▶ _Short exercise_
Select every line below containing the word "name".
[Begin Listed entries]
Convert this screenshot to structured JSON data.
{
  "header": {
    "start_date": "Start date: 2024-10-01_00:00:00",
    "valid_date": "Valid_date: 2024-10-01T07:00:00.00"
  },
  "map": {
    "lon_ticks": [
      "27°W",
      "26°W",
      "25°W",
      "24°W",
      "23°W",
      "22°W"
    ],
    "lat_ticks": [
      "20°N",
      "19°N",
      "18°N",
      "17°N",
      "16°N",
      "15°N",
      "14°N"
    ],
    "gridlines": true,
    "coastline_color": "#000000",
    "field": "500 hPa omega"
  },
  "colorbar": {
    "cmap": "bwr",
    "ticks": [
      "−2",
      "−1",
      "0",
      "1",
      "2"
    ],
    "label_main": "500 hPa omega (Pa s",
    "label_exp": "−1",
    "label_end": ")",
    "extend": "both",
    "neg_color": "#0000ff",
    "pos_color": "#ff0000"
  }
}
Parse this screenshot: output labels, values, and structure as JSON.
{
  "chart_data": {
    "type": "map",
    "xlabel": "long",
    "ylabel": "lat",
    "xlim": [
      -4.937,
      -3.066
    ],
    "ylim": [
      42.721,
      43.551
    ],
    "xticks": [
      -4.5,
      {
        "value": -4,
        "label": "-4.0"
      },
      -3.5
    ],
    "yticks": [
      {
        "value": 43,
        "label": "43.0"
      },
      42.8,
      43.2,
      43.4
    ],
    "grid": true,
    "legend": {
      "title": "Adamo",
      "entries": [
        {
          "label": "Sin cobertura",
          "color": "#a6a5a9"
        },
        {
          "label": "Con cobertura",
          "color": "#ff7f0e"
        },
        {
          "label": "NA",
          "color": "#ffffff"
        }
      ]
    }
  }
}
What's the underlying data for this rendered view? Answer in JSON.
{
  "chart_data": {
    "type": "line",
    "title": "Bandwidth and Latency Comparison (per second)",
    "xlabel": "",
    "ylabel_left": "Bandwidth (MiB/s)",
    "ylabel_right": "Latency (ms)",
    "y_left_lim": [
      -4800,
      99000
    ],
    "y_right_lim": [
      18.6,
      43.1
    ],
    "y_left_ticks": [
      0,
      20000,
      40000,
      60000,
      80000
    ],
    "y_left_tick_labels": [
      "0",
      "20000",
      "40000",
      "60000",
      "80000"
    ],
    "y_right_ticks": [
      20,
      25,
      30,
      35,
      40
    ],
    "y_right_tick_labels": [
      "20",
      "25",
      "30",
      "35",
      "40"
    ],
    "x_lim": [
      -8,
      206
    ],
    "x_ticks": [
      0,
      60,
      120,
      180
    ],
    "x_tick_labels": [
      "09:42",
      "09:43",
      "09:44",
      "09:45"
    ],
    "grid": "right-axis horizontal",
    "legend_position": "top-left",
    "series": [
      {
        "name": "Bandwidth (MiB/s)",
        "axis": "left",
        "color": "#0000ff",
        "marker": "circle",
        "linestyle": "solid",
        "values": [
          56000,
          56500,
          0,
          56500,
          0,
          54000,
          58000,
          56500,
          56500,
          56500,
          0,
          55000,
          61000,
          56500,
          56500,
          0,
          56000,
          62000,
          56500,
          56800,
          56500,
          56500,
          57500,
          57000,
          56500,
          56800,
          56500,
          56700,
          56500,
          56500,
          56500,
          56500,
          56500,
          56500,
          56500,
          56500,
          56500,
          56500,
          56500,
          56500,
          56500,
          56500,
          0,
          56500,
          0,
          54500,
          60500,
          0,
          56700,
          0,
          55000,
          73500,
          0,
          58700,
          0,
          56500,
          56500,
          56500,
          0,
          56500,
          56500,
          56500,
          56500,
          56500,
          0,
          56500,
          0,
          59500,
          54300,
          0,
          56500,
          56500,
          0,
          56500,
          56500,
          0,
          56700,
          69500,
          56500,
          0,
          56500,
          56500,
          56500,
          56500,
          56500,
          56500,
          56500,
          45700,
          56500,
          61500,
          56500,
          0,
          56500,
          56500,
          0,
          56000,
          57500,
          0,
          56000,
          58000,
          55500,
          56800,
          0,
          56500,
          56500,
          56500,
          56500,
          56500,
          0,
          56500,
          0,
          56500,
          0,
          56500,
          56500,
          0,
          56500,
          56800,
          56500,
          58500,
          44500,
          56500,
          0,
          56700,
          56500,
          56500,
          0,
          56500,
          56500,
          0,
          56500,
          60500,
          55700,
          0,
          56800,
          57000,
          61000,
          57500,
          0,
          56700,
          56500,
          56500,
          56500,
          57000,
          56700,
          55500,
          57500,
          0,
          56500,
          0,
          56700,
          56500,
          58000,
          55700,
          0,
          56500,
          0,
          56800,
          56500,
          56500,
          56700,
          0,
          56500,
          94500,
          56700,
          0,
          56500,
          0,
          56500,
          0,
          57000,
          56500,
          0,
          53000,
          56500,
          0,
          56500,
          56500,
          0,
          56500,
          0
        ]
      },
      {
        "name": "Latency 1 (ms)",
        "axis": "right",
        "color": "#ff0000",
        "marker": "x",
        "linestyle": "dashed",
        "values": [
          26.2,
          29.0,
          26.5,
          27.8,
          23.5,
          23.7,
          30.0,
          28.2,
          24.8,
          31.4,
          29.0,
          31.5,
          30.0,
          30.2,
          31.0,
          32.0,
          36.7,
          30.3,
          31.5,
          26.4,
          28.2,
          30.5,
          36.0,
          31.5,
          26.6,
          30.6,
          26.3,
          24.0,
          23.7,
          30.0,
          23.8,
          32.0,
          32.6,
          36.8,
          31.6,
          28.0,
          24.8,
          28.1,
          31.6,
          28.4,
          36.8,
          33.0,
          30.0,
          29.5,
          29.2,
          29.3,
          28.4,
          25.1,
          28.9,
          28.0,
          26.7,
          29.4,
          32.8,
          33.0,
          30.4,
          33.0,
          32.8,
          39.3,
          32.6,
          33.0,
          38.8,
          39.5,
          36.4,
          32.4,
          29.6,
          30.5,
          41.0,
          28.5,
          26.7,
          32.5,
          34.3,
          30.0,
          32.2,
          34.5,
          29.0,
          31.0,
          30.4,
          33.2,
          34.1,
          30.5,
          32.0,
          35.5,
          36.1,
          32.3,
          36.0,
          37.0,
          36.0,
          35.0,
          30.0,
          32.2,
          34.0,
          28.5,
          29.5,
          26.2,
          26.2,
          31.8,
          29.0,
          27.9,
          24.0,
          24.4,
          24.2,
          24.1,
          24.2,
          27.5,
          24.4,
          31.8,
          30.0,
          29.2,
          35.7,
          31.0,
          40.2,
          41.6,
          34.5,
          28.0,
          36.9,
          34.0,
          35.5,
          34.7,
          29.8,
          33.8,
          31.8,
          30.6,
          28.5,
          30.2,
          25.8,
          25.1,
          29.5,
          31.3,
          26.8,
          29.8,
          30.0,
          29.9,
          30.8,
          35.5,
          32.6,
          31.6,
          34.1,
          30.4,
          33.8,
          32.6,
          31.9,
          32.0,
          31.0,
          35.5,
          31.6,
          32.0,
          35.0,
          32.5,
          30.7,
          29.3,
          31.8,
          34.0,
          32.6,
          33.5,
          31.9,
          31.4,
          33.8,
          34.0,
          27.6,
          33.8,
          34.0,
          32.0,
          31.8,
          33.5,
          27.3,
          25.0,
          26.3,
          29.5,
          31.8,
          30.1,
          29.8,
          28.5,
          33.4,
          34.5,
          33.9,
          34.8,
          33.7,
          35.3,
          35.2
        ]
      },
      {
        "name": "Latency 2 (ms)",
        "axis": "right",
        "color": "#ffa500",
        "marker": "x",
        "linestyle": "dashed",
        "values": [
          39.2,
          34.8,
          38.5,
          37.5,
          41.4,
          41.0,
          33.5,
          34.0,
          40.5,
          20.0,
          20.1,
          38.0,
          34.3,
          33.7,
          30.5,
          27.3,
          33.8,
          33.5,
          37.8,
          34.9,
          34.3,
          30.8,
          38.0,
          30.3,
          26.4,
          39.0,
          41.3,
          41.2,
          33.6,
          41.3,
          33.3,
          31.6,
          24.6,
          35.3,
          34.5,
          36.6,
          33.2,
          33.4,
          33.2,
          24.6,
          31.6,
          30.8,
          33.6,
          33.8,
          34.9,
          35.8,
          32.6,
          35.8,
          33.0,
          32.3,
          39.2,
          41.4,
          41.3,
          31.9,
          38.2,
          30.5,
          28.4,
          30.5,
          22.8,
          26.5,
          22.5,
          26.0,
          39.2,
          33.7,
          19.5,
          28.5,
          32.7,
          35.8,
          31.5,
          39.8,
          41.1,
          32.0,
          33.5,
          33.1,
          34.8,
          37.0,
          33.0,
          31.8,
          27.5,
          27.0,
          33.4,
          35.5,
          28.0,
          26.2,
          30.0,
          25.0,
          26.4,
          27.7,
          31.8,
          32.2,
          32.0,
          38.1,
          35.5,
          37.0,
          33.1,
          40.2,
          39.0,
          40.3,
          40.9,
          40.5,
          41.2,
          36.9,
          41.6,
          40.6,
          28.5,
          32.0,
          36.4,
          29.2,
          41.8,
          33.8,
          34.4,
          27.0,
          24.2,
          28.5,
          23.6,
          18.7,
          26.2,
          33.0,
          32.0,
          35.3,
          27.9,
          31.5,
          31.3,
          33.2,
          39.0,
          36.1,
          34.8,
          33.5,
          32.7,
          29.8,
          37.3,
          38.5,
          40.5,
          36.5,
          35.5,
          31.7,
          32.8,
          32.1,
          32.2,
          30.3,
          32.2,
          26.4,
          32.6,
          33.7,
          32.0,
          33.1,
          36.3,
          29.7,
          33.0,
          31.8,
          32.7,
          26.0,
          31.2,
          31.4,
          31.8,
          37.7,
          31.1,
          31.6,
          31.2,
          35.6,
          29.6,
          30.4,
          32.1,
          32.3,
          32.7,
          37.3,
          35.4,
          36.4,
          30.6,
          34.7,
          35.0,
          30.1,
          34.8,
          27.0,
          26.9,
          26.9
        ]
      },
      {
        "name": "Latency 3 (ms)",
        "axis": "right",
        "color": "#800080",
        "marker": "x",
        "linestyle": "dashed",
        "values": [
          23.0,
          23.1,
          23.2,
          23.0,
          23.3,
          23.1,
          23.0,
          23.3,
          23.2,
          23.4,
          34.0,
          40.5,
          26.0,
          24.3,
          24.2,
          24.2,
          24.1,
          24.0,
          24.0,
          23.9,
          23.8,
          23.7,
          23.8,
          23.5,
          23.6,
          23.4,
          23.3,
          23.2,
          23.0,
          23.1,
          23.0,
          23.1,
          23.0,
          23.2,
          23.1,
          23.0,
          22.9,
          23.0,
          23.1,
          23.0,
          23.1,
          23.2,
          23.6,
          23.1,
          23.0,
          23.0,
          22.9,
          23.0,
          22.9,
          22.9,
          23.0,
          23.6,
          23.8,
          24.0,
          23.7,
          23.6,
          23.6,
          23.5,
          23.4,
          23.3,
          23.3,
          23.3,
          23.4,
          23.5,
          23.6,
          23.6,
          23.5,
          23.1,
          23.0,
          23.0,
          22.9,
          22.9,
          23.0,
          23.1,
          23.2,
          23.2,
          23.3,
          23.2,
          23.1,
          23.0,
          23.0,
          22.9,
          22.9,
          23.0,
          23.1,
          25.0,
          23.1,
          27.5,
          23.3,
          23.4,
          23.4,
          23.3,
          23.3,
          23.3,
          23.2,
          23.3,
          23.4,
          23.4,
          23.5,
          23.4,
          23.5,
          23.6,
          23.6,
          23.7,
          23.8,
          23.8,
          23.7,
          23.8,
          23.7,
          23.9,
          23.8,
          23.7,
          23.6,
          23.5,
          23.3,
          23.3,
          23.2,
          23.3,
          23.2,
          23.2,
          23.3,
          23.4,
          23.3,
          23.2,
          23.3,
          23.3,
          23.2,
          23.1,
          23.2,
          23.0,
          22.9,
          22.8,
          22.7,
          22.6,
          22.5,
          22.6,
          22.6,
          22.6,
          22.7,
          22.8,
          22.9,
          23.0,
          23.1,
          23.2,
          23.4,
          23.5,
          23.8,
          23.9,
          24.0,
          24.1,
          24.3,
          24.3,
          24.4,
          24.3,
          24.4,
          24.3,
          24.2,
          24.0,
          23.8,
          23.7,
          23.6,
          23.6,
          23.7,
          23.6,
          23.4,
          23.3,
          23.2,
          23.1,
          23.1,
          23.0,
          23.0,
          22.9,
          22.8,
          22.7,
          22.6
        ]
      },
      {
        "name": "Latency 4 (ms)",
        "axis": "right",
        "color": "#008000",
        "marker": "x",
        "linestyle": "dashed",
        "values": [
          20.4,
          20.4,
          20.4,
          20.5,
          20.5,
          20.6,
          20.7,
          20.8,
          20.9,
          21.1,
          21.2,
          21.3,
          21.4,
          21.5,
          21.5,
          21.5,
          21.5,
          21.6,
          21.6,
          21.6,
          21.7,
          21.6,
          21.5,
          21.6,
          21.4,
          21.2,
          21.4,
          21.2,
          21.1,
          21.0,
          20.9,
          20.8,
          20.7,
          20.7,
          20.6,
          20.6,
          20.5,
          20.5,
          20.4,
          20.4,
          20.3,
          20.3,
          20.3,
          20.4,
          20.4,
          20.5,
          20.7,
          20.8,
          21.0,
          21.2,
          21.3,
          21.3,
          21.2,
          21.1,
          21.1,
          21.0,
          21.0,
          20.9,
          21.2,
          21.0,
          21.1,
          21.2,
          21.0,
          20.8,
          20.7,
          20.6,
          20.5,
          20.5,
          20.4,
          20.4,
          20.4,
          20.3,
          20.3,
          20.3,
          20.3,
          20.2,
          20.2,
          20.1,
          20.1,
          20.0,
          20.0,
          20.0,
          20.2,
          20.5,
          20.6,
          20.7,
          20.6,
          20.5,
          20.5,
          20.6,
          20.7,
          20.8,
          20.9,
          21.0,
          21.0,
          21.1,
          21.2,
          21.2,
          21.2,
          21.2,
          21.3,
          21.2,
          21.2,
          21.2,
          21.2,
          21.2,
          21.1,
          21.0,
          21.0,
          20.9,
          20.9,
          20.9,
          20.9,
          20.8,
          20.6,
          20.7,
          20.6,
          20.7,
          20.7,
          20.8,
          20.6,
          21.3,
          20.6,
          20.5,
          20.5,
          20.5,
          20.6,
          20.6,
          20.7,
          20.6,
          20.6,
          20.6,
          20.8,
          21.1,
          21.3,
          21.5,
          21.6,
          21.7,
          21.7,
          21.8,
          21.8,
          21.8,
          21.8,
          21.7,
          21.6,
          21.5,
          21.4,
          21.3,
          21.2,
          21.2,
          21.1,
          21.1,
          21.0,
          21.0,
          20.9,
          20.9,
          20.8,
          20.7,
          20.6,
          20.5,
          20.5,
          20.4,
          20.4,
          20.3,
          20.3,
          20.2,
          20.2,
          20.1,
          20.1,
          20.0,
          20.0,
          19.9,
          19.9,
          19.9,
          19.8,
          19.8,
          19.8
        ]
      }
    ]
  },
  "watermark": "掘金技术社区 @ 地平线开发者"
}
[End Listed entries]
▶ _Response_
        "name": "Bandwidth (MiB/s)",
        "name": "Latency 1 (ms)",
        "name": "Latency 2 (ms)",
        "name": "Latency 3 (ms)",
        "name": "Latency 4 (ms)",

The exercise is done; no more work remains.